Dataset records:
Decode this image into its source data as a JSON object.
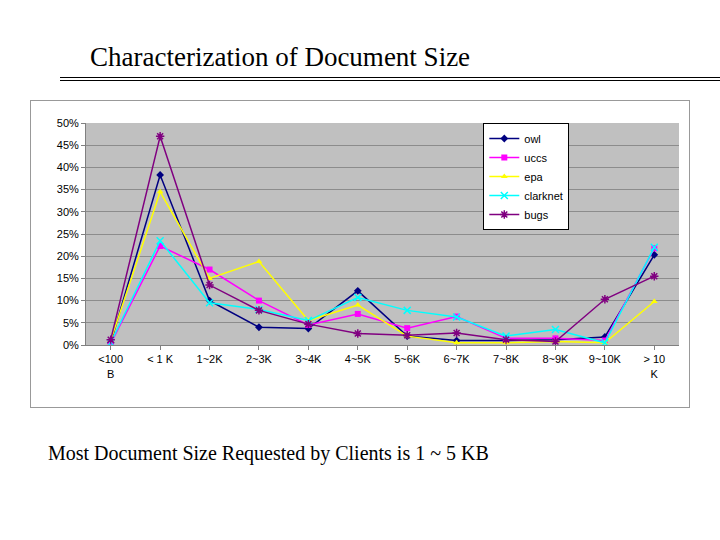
{
  "heading": "Characterization of Document Size",
  "caption": "Most Document Size Requested by Clients is 1 ~ 5 KB",
  "chart_data": {
    "type": "line",
    "categories": [
      "<100\nB",
      "< 1 K",
      "1~2K",
      "2~3K",
      "3~4K",
      "4~5K",
      "5~6K",
      "6~7K",
      "7~8K",
      "8~9K",
      "9~10K",
      "> 10\nK"
    ],
    "series": [
      {
        "name": "owl",
        "color": "#000080",
        "marker": "diamond",
        "values": [
          0.5,
          38.3,
          10,
          4,
          3.7,
          12.2,
          2,
          1,
          1,
          1.2,
          1.8,
          20.3
        ]
      },
      {
        "name": "uccs",
        "color": "#ff00ff",
        "marker": "square",
        "values": [
          0.3,
          22.3,
          17,
          10,
          4.5,
          7,
          3.8,
          6.4,
          1.5,
          1.5,
          1,
          21.8
        ]
      },
      {
        "name": "epa",
        "color": "#ffff00",
        "marker": "triangle",
        "values": [
          1,
          34.5,
          15,
          18.8,
          5.5,
          9,
          2,
          0.5,
          0.5,
          0.8,
          0.5,
          9.8
        ]
      },
      {
        "name": "clarknet",
        "color": "#00ffff",
        "marker": "x",
        "values": [
          0.5,
          23.5,
          9.5,
          8,
          5.5,
          10.7,
          7.8,
          6.3,
          2,
          3.5,
          0.5,
          22
        ]
      },
      {
        "name": "bugs",
        "color": "#800080",
        "marker": "star",
        "values": [
          1.2,
          47,
          13.5,
          7.8,
          4.7,
          2.6,
          2.2,
          2.7,
          1.2,
          0.8,
          10.3,
          15.5
        ]
      }
    ],
    "ylim": [
      0,
      50
    ],
    "yticks": [
      {
        "value": 0,
        "label": "0%"
      },
      {
        "value": 5,
        "label": "5%"
      },
      {
        "value": 10,
        "label": "10%"
      },
      {
        "value": 15,
        "label": "15%"
      },
      {
        "value": 20,
        "label": "20%"
      },
      {
        "value": 25,
        "label": "25%"
      },
      {
        "value": 30,
        "label": "30%"
      },
      {
        "value": 35,
        "label": "35%"
      },
      {
        "value": 40,
        "label": "40%"
      },
      {
        "value": 45,
        "label": "45%"
      },
      {
        "value": 50,
        "label": "50%"
      }
    ],
    "grid": true,
    "legend": "top right"
  }
}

Instruction: The entries above should be reproduced exactly, without their pictures.

Solved exercise:
Decode this image into its source data as a JSON object.
{
  "heading": "Characterization of Document Size",
  "caption": "Most Document Size Requested by Clients is 1 ~ 5 KB",
  "chart_data": {
    "type": "line",
    "categories": [
      "<100\nB",
      "< 1 K",
      "1~2K",
      "2~3K",
      "3~4K",
      "4~5K",
      "5~6K",
      "6~7K",
      "7~8K",
      "8~9K",
      "9~10K",
      "> 10\nK"
    ],
    "series": [
      {
        "name": "owl",
        "color": "#000080",
        "marker": "diamond",
        "values": [
          0.5,
          38.3,
          10,
          4,
          3.7,
          12.2,
          2,
          1,
          1,
          1.2,
          1.8,
          20.3
        ]
      },
      {
        "name": "uccs",
        "color": "#ff00ff",
        "marker": "square",
        "values": [
          0.3,
          22.3,
          17,
          10,
          4.5,
          7,
          3.8,
          6.4,
          1.5,
          1.5,
          1,
          21.8
        ]
      },
      {
        "name": "epa",
        "color": "#ffff00",
        "marker": "triangle",
        "values": [
          1,
          34.5,
          15,
          18.8,
          5.5,
          9,
          2,
          0.5,
          0.5,
          0.8,
          0.5,
          9.8
        ]
      },
      {
        "name": "clarknet",
        "color": "#00ffff",
        "marker": "x",
        "values": [
          0.5,
          23.5,
          9.5,
          8,
          5.5,
          10.7,
          7.8,
          6.3,
          2,
          3.5,
          0.5,
          22
        ]
      },
      {
        "name": "bugs",
        "color": "#800080",
        "marker": "star",
        "values": [
          1.2,
          47,
          13.5,
          7.8,
          4.7,
          2.6,
          2.2,
          2.7,
          1.2,
          0.8,
          10.3,
          15.5
        ]
      }
    ],
    "ylim": [
      0,
      50
    ],
    "yticks": [
      {
        "value": 0,
        "label": "0%"
      },
      {
        "value": 5,
        "label": "5%"
      },
      {
        "value": 10,
        "label": "10%"
      },
      {
        "value": 15,
        "label": "15%"
      },
      {
        "value": 20,
        "label": "20%"
      },
      {
        "value": 25,
        "label": "25%"
      },
      {
        "value": 30,
        "label": "30%"
      },
      {
        "value": 35,
        "label": "35%"
      },
      {
        "value": 40,
        "label": "40%"
      },
      {
        "value": 45,
        "label": "45%"
      },
      {
        "value": 50,
        "label": "50%"
      }
    ],
    "grid": true,
    "legend": "top right"
  }
}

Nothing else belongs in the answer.